REQUIREMENTS. Check each line of the records below for the word "https" and copy those where it appears.

RECORDED DATA.

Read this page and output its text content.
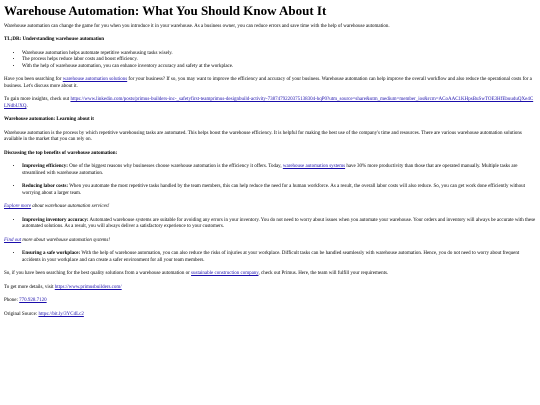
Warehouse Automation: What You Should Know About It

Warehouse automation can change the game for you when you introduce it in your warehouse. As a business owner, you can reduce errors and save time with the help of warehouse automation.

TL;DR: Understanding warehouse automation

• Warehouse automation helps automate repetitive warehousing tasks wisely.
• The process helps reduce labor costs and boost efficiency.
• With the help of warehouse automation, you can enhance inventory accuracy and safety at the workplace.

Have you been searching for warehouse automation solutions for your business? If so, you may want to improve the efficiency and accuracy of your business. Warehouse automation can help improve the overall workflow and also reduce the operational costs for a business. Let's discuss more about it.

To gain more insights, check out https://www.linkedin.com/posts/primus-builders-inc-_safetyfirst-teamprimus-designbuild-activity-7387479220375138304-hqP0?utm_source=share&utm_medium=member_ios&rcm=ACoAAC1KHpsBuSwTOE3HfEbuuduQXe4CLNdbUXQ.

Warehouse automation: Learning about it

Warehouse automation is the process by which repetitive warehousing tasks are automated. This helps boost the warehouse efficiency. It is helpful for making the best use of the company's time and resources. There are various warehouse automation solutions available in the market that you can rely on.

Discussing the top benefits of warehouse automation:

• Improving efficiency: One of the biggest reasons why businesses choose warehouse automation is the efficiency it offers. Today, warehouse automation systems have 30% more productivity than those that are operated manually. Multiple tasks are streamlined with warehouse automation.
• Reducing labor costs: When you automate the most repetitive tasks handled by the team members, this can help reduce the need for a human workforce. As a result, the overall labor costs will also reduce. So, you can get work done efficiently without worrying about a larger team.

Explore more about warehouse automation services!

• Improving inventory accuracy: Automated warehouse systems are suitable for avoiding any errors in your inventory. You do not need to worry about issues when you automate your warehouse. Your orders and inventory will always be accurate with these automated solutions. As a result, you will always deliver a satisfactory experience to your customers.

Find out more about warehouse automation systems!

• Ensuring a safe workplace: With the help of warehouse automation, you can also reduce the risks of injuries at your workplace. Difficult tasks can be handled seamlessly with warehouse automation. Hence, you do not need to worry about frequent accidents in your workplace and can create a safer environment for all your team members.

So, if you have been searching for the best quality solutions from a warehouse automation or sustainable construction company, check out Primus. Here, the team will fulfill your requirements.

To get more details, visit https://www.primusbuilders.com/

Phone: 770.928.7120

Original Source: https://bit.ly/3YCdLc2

==

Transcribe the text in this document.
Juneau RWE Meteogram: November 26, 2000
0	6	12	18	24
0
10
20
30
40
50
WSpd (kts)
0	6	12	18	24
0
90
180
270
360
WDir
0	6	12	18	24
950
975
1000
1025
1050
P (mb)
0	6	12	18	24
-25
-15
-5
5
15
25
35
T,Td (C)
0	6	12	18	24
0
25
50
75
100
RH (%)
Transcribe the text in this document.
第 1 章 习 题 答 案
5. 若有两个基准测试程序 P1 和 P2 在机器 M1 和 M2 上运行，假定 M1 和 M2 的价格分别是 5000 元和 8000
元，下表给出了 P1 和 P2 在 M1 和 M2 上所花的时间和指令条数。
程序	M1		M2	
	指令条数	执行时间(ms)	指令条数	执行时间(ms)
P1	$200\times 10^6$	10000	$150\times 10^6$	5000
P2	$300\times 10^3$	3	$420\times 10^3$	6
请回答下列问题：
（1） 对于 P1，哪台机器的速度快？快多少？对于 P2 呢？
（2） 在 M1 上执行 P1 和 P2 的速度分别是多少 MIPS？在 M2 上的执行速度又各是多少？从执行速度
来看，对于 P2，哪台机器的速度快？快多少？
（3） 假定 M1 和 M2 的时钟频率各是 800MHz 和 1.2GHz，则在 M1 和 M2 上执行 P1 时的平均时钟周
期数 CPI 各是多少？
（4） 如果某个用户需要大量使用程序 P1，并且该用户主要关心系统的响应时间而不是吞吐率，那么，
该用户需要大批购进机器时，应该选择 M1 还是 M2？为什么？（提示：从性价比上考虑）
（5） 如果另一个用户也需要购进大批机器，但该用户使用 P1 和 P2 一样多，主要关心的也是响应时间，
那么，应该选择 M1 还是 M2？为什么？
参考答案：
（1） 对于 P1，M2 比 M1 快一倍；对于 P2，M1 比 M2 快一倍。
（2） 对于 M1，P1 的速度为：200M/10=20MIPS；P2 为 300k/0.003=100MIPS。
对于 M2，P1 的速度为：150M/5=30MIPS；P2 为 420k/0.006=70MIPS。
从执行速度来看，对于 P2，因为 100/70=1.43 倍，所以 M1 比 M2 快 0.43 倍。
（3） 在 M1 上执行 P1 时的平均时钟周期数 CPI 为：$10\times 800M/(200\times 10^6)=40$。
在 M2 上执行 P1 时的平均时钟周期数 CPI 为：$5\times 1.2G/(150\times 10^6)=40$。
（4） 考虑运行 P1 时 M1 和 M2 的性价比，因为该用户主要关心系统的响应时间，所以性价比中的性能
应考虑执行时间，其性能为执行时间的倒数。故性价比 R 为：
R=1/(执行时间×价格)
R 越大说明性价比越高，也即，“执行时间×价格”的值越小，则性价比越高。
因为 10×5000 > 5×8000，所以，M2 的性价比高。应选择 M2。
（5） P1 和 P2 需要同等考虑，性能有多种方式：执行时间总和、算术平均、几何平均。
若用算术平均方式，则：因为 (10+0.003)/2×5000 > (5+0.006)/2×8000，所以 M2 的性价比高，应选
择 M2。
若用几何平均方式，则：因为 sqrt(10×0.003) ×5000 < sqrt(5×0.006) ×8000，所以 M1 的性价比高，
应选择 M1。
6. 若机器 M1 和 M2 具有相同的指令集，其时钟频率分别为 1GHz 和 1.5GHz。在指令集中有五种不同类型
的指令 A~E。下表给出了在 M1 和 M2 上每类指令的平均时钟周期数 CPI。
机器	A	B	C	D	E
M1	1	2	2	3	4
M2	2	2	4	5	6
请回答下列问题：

RESULT FOR THIS TASK.
To gain more insights, check out https://www.linkedin.com/posts/primus-builders-inc-_safetyfirst-teamprimus-designbuild-activity-7387479220375138304-hqP0?utm_source=share&utm_medium=member_ios&rcm=ACoAAC1KHpsBuSwTOE3HfEbuuduQXe4CLNdbUXQ.
To get more details, visit https://www.primusbuilders.com/
Original Source: https://bit.ly/3YCdLc2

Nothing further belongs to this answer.